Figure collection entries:
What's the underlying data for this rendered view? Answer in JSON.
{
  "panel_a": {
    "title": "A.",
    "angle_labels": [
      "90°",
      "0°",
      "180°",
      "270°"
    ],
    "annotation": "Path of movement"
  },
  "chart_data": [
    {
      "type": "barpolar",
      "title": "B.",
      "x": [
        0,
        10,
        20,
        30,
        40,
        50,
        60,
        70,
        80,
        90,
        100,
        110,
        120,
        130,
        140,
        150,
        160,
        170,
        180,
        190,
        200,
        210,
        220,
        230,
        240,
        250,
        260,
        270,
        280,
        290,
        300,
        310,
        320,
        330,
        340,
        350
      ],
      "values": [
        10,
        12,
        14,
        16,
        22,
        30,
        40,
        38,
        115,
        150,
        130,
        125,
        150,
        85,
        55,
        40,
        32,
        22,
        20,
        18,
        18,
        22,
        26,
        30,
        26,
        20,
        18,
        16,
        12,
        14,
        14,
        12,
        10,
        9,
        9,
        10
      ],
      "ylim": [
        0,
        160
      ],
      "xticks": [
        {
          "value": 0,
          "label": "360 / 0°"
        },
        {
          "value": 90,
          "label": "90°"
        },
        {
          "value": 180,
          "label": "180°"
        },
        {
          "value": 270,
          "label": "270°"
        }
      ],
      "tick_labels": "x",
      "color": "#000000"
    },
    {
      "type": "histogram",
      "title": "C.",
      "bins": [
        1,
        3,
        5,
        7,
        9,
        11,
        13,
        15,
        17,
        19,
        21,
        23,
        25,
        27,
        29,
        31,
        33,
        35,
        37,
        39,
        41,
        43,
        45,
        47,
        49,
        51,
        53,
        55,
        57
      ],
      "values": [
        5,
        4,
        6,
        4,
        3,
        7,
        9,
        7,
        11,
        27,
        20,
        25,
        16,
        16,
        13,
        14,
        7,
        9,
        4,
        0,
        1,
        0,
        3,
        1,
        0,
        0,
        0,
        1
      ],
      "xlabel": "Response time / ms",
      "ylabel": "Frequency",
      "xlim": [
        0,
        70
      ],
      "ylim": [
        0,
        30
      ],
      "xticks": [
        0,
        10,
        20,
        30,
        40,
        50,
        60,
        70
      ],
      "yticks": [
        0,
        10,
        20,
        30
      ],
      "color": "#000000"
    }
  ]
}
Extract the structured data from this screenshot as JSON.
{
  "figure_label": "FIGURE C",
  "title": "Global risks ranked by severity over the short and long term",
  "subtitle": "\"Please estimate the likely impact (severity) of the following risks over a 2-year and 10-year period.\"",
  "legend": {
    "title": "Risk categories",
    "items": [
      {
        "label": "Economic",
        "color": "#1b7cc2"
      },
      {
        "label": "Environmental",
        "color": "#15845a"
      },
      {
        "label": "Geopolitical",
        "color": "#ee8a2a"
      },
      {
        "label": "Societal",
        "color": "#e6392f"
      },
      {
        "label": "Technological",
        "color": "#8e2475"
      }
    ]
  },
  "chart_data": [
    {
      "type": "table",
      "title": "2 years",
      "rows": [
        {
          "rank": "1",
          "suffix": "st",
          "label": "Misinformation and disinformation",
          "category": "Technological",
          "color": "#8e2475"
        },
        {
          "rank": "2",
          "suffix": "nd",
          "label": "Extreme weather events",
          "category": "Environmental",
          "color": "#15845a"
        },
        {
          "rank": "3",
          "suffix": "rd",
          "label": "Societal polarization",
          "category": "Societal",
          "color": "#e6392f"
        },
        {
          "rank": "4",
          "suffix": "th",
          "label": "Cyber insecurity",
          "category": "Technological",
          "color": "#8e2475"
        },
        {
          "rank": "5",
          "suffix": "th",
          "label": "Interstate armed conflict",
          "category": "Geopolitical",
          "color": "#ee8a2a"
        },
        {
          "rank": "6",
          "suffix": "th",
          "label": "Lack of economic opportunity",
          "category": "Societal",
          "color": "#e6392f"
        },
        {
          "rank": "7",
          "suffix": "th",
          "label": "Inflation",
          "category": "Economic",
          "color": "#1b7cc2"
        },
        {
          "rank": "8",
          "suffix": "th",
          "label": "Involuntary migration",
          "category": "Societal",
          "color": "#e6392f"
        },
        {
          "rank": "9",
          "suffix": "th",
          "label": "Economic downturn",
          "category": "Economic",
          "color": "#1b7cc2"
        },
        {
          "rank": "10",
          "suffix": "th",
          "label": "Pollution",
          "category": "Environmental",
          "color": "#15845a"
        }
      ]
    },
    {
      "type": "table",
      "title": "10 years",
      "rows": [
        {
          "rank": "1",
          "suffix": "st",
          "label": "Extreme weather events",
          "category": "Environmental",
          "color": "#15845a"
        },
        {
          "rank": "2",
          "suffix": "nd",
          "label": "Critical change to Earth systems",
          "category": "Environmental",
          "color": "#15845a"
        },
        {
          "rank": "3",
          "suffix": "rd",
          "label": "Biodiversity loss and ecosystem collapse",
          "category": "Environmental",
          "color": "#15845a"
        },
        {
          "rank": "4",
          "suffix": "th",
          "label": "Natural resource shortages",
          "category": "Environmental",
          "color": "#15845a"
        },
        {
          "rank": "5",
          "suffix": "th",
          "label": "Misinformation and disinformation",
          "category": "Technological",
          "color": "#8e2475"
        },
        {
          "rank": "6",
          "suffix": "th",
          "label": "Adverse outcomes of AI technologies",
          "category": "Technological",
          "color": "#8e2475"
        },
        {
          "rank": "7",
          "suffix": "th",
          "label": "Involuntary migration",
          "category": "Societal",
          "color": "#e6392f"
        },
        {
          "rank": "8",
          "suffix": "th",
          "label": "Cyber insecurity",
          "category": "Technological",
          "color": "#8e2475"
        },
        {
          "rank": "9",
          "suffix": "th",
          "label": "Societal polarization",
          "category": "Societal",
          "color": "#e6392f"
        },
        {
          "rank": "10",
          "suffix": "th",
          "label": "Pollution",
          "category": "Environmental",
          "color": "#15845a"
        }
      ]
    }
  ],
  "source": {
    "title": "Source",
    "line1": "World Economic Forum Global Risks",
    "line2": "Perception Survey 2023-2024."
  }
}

# Task to carry out
Show the lines of the data that hold the word "over".

# Solution to this task
  "title": "Global risks ranked by severity over the short and long term",
  "subtitle": "\"Please estimate the likely impact (severity) of the following risks over a 2-year and 10-year period.\"",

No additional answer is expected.